→ REQUIREMENT A
From the news report on Iranian-Americans and INS registration, write out the passage starting at "Many of the" and ending at "weekend behind bars.", switching "Lancaster" to "Victorville".
→ REQUIREMENT B
Carry on the news report on Iranian-Americans and INS registration from the point where it stops.

→ DOCUMENT SECTION
----

By late last week, outrage ran sufficiently high in the politically well-connected Iranian-American community that the Justice Department flew a representative in from Sacramento. At a meeting at the airport Hilton last Thursday, Stephen Thom, a federal mediator with the Community Relations Service of the Department of Justice, did his best to reassure about 40 variously frustrated and irate Iranian-Americans. “I don’t think there was any intention on the part of INS to say that you‘re not welcome,” Thom said. “You’ve reacted to requests to come and register by INS and voluntarily overwhelmed the system . . . You‘re to be commended for that.

”I understand that there have been some demonstrations and some marches,“ Thom went on, referring to the 3,000 protesters who rallied in front of the Westwood Federal Building last Wednesday. He warned of the ”negative effect“ such displays of discontent can have. ”It makes other people think you don’t want to be here. I think we need to look at what is the impact of open, glaring challenges to our system.“

Many of the Iranians in attendance -- relaying tales of humiliating arrests, of elderly men being strip-searched by guards, of detainees in Lancaster spending hours exposed to the high-desert cold -- were unimpressed. ”Who‘s going to answer to the insult they did to us?“ demanded Parvin Shahidi, whose husband spent the weekend behind bars.

----

→ DATA SUPPLIED
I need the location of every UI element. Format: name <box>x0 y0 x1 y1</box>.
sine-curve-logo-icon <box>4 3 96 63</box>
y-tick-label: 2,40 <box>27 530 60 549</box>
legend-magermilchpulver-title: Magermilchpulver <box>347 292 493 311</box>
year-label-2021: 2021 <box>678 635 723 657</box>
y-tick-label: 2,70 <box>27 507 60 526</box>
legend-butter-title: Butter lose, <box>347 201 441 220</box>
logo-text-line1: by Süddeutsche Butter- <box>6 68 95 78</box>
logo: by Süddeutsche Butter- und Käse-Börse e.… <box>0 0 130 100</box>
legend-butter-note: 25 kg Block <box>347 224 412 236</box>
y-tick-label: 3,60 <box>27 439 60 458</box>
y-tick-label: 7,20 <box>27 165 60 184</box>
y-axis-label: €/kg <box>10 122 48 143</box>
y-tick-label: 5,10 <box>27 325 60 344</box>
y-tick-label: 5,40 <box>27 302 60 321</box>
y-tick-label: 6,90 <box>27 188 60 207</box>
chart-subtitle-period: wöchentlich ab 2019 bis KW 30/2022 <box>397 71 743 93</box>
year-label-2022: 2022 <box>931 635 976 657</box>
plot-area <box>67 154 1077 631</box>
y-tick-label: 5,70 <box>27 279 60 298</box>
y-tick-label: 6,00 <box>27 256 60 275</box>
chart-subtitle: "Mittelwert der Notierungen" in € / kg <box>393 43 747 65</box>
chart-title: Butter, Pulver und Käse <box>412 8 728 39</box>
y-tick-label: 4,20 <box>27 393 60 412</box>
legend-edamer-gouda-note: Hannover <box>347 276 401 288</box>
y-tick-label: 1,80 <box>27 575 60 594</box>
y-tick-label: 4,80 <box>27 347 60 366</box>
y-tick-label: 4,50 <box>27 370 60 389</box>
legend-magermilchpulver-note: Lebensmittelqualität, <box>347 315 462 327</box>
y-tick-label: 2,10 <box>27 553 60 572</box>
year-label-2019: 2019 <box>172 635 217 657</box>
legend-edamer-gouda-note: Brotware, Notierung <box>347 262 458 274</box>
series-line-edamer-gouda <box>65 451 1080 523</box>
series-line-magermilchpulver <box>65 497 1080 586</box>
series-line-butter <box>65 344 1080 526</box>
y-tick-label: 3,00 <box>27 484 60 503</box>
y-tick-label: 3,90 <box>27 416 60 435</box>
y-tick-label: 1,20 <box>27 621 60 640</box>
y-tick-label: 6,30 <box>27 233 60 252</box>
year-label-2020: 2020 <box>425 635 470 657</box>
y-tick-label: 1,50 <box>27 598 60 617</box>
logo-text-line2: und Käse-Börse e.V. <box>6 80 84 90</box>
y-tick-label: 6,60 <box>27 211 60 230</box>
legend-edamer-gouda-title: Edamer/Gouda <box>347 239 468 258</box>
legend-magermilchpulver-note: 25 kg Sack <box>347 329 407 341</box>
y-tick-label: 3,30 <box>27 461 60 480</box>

----

→ FINAL RESULT A
Many of the Iranians in attendance -- relaying tales of humiliating arrests, of elderly men being strip-searched by guards, of detainees in Victorville spending hours exposed to the high-desert cold -- were unimpressed. ”Who‘s going to answer to the insult they did to us?“ demanded Parvin Shahidi, whose husband spent the weekend behind bars.

→ FINAL RESULT B
Shahidi and her husband, Shawn, arrived in the United States in 1997 with their children and applied for permanent residency soon after. When Shawn Shahidi went in to register on Friday morning, he expected a quick and simple process. He has a valid work permit and, he said, should have received his green card months ago. ”I was very confident because all my papers were in order.“ Instead, he was handcuffed and shipped to Lancaster. Shahidi was released Monday night, but his wife wept during an interview at the recollection of his arrest. ”This is a nightmare,“ she said. ”It can’t be true. We didn‘t break the law. We came here for security. That’s why we left Iran.“

Most of the immigrants arrested in Los Angeles, like Shahidi, have been released. The Iranian-American Lawyers Association was encouraged by a meeting with INS officials over the weekend. ”We are glad that we now have a channel of communication, because for two or three days we were just banging our heads against the wall to get someone to listen to us,“ said Kayhan S. Shakib, the organization‘s president.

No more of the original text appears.